■ **Exercise**
Print all entries word for word.

BEGIN

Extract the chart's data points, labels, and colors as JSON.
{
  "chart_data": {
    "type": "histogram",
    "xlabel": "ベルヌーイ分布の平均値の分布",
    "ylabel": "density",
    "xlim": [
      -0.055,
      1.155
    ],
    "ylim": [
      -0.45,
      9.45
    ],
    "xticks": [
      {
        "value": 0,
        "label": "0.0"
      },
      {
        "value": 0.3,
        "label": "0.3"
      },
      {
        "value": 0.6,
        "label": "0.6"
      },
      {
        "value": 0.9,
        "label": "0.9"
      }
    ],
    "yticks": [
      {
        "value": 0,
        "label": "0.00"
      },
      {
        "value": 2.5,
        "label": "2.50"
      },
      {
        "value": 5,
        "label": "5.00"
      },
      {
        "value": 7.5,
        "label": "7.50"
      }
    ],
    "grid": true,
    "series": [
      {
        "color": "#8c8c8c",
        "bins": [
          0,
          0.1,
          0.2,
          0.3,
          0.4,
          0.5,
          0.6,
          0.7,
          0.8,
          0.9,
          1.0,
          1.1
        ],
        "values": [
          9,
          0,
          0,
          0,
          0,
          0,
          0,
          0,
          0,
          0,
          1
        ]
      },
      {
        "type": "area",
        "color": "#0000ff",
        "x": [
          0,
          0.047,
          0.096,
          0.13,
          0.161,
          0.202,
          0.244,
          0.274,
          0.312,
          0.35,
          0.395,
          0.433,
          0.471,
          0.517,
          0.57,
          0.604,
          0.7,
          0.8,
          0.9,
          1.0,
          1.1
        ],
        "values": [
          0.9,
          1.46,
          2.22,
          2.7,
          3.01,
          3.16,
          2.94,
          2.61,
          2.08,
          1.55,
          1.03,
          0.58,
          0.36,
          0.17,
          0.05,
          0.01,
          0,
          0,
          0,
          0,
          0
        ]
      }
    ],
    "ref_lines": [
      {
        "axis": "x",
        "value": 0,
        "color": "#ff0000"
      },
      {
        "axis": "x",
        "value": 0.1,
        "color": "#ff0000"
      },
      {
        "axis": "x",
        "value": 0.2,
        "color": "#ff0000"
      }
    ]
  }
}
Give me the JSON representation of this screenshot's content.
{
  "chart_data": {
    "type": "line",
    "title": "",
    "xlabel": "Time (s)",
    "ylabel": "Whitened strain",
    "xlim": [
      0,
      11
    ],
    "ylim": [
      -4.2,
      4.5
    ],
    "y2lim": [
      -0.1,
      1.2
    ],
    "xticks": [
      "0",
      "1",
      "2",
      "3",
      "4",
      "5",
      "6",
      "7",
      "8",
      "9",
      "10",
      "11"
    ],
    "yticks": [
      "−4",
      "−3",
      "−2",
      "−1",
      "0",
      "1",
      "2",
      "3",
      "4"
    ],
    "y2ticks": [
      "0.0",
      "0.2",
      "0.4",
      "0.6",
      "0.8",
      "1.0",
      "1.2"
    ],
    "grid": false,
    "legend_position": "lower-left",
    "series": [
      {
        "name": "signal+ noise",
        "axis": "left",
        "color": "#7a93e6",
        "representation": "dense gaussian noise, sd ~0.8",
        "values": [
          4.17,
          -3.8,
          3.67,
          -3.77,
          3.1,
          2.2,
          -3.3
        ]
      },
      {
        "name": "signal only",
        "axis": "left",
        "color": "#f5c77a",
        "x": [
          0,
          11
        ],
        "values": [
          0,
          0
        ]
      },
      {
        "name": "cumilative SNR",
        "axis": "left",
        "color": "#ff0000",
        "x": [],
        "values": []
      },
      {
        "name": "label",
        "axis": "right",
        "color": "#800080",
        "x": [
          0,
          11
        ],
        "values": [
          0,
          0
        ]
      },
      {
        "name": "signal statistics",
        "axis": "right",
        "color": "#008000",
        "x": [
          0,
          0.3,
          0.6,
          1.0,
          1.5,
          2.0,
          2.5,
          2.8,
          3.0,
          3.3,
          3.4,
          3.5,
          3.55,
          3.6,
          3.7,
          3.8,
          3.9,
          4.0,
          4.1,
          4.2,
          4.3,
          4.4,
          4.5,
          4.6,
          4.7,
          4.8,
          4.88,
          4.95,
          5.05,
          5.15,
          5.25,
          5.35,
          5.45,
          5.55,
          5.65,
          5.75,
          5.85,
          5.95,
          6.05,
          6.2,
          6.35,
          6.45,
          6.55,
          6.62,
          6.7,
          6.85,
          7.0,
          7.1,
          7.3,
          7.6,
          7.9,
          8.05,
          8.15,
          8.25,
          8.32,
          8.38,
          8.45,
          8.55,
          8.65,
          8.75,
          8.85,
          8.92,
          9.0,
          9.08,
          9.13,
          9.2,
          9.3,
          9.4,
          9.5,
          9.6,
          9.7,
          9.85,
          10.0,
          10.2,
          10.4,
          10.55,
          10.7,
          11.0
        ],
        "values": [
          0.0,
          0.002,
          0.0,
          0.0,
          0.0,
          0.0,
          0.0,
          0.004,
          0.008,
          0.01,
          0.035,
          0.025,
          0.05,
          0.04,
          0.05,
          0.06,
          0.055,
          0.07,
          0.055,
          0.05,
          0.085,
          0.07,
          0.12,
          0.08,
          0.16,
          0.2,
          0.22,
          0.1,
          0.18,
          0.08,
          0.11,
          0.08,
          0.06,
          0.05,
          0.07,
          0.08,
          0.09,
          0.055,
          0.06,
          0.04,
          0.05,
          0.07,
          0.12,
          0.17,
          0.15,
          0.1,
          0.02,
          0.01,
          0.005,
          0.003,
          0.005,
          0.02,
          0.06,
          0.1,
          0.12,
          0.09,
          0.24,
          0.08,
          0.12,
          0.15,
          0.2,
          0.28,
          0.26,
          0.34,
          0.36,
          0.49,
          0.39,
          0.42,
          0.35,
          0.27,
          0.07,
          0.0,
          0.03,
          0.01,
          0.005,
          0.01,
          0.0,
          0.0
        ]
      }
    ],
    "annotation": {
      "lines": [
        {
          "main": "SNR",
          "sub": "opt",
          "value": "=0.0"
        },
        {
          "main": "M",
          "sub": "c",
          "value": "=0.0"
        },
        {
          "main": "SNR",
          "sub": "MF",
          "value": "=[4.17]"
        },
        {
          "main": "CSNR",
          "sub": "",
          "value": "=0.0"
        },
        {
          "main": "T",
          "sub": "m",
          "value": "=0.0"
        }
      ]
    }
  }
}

END

■ **Finished task**
Extract the chart's data points, labels, and colors as JSON.
{
  "chart_data": {
    "type": "histogram",
    "xlabel": "ベルヌーイ分布の平均値の分布",
    "ylabel": "density",
    "xlim": [
      -0.055,
      1.155
    ],
    "ylim": [
      -0.45,
      9.45
    ],
    "xticks": [
      {
        "value": 0,
        "label": "0.0"
      },
      {
        "value": 0.3,
        "label": "0.3"
      },
      {
        "value": 0.6,
        "label": "0.6"
      },
      {
        "value": 0.9,
        "label": "0.9"
      }
    ],
    "yticks": [
      {
        "value": 0,
        "label": "0.00"
      },
      {
        "value": 2.5,
        "label": "2.50"
      },
      {
        "value": 5,
        "label": "5.00"
      },
      {
        "value": 7.5,
        "label": "7.50"
      }
    ],
    "grid": true,
    "series": [
      {
        "color": "#8c8c8c",
        "bins": [
          0,
          0.1,
          0.2,
          0.3,
          0.4,
          0.5,
          0.6,
          0.7,
          0.8,
          0.9,
          1.0,
          1.1
        ],
        "values": [
          9,
          0,
          0,
          0,
          0,
          0,
          0,
          0,
          0,
          0,
          1
        ]
      },
      {
        "type": "area",
        "color": "#0000ff",
        "x": [
          0,
          0.047,
          0.096,
          0.13,
          0.161,
          0.202,
          0.244,
          0.274,
          0.312,
          0.35,
          0.395,
          0.433,
          0.471,
          0.517,
          0.57,
          0.604,
          0.7,
          0.8,
          0.9,
          1.0,
          1.1
        ],
        "values": [
          0.9,
          1.46,
          2.22,
          2.7,
          3.01,
          3.16,
          2.94,
          2.61,
          2.08,
          1.55,
          1.03,
          0.58,
          0.36,
          0.17,
          0.05,
          0.01,
          0,
          0,
          0,
          0,
          0
        ]
      }
    ],
    "ref_lines": [
      {
        "axis": "x",
        "value": 0,
        "color": "#ff0000"
      },
      {
        "axis": "x",
        "value": 0.1,
        "color": "#ff0000"
      },
      {
        "axis": "x",
        "value": 0.2,
        "color": "#ff0000"
      }
    ]
  }
}
Give me the JSON representation of this screenshot's content.
{
  "chart_data": {
    "type": "line",
    "title": "",
    "xlabel": "Time (s)",
    "ylabel": "Whitened strain",
    "xlim": [
      0,
      11
    ],
    "ylim": [
      -4.2,
      4.5
    ],
    "y2lim": [
      -0.1,
      1.2
    ],
    "xticks": [
      "0",
      "1",
      "2",
      "3",
      "4",
      "5",
      "6",
      "7",
      "8",
      "9",
      "10",
      "11"
    ],
    "yticks": [
      "−4",
      "−3",
      "−2",
      "−1",
      "0",
      "1",
      "2",
      "3",
      "4"
    ],
    "y2ticks": [
      "0.0",
      "0.2",
      "0.4",
      "0.6",
      "0.8",
      "1.0",
      "1.2"
    ],
    "grid": false,
    "legend_position": "lower-left",
    "series": [
      {
        "name": "signal+ noise",
        "axis": "left",
        "color": "#7a93e6",
        "representation": "dense gaussian noise, sd ~0.8",
        "values": [
          4.17,
          -3.8,
          3.67,
          -3.77,
          3.1,
          2.2,
          -3.3
        ]
      },
      {
        "name": "signal only",
        "axis": "left",
        "color": "#f5c77a",
        "x": [
          0,
          11
        ],
        "values": [
          0,
          0
        ]
      },
      {
        "name": "cumilative SNR",
        "axis": "left",
        "color": "#ff0000",
        "x": [],
        "values": []
      },
      {
        "name": "label",
        "axis": "right",
        "color": "#800080",
        "x": [
          0,
          11
        ],
        "values": [
          0,
          0
        ]
      },
      {
        "name": "signal statistics",
        "axis": "right",
        "color": "#008000",
        "x": [
          0,
          0.3,
          0.6,
          1.0,
          1.5,
          2.0,
          2.5,
          2.8,
          3.0,
          3.3,
          3.4,
          3.5,
          3.55,
          3.6,
          3.7,
          3.8,
          3.9,
          4.0,
          4.1,
          4.2,
          4.3,
          4.4,
          4.5,
          4.6,
          4.7,
          4.8,
          4.88,
          4.95,
          5.05,
          5.15,
          5.25,
          5.35,
          5.45,
          5.55,
          5.65,
          5.75,
          5.85,
          5.95,
          6.05,
          6.2,
          6.35,
          6.45,
          6.55,
          6.62,
          6.7,
          6.85,
          7.0,
          7.1,
          7.3,
          7.6,
          7.9,
          8.05,
          8.15,
          8.25,
          8.32,
          8.38,
          8.45,
          8.55,
          8.65,
          8.75,
          8.85,
          8.92,
          9.0,
          9.08,
          9.13,
          9.2,
          9.3,
          9.4,
          9.5,
          9.6,
          9.7,
          9.85,
          10.0,
          10.2,
          10.4,
          10.55,
          10.7,
          11.0
        ],
        "values": [
          0.0,
          0.002,
          0.0,
          0.0,
          0.0,
          0.0,
          0.0,
          0.004,
          0.008,
          0.01,
          0.035,
          0.025,
          0.05,
          0.04,
          0.05,
          0.06,
          0.055,
          0.07,
          0.055,
          0.05,
          0.085,
          0.07,
          0.12,
          0.08,
          0.16,
          0.2,
          0.22,
          0.1,
          0.18,
          0.08,
          0.11,
          0.08,
          0.06,
          0.05,
          0.07,
          0.08,
          0.09,
          0.055,
          0.06,
          0.04,
          0.05,
          0.07,
          0.12,
          0.17,
          0.15,
          0.1,
          0.02,
          0.01,
          0.005,
          0.003,
          0.005,
          0.02,
          0.06,
          0.1,
          0.12,
          0.09,
          0.24,
          0.08,
          0.12,
          0.15,
          0.2,
          0.28,
          0.26,
          0.34,
          0.36,
          0.49,
          0.39,
          0.42,
          0.35,
          0.27,
          0.07,
          0.0,
          0.03,
          0.01,
          0.005,
          0.01,
          0.0,
          0.0
        ]
      }
    ],
    "annotation": {
      "lines": [
        {
          "main": "SNR",
          "sub": "opt",
          "value": "=0.0"
        },
        {
          "main": "M",
          "sub": "c",
          "value": "=0.0"
        },
        {
          "main": "SNR",
          "sub": "MF",
          "value": "=[4.17]"
        },
        {
          "main": "CSNR",
          "sub": "",
          "value": "=0.0"
        },
        {
          "main": "T",
          "sub": "m",
          "value": "=0.0"
        }
      ]
    }
  }
}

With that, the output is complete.